(TASK INSTRUCTIONS) Word for word, copy all the data and drop the pictures.

(MATERIAL FOR THIS EXERCISE)
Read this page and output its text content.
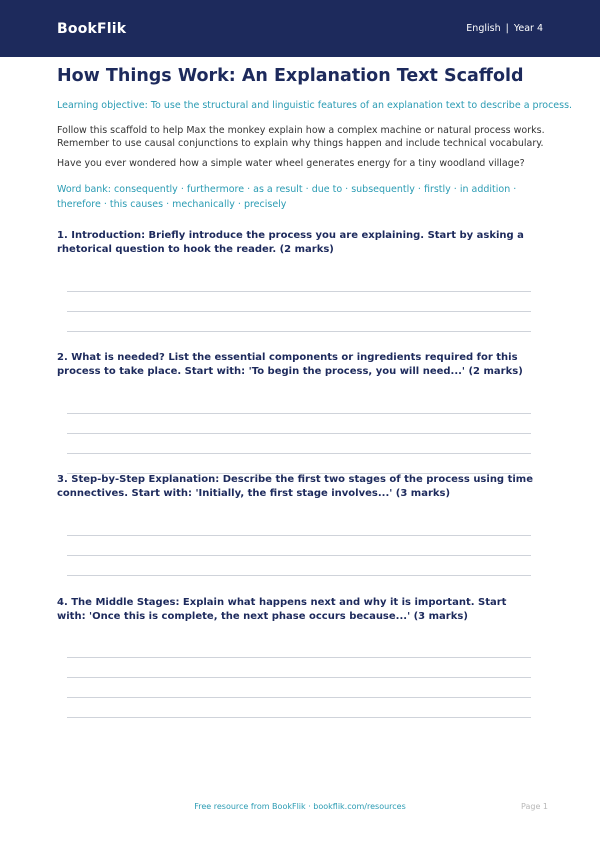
BookFlik	English | Year 4
How Things Work: An Explanation Text Scaffold

Learning objective: To use the structural and linguistic features of an explanation text to describe a process.

Follow this scaffold to help Max the monkey explain how a complex machine or natural process works. Remember to use causal conjunctions to explain why things happen and include technical vocabulary.

Have you ever wondered how a simple water wheel generates energy for a tiny woodland village?

Word bank: consequently · furthermore · as a result · due to · subsequently · firstly · in addition · therefore · this causes · mechanically · precisely

1. Introduction: Briefly introduce the process you are explaining. Start by asking a rhetorical question to hook the reader. (2 marks)
2. What is needed? List the essential components or ingredients required for this process to take place. Start with: 'To begin the process, you will need...' (2 marks)
3. Step-by-Step Explanation: Describe the first two stages of the process using time connectives. Start with: 'Initially, the first stage involves...' (3 marks)
4. The Middle Stages: Explain what happens next and why it is important. Start with: 'Once this is complete, the next phase occurs because...' (3 marks)
Free resource from BookFlik · bookflik.com/resources	Page 1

(RESPONSE TO THIS EXERCISE)
Read this page and output its text content.
BookFlik	English | Year 4
How Things Work: An Explanation Text Scaffold

Learning objective: To use the structural and linguistic features of an explanation text to describe a process.

Follow this scaffold to help Max the monkey explain how a complex machine or natural process works. Remember to use causal conjunctions to explain why things happen and include technical vocabulary.

Have you ever wondered how a simple water wheel generates energy for a tiny woodland village?

Word bank: consequently · furthermore · as a result · due to · subsequently · firstly · in addition · therefore · this causes · mechanically · precisely

1. Introduction: Briefly introduce the process you are explaining. Start by asking a rhetorical question to hook the reader. (2 marks)
2. What is needed? List the essential components or ingredients required for this process to take place. Start with: 'To begin the process, you will need...' (2 marks)
3. Step-by-Step Explanation: Describe the first two stages of the process using time connectives. Start with: 'Initially, the first stage involves...' (3 marks)
4. The Middle Stages: Explain what happens next and why it is important. Start with: 'Once this is complete, the next phase occurs because...' (3 marks)
Free resource from BookFlik · bookflik.com/resources	Page 1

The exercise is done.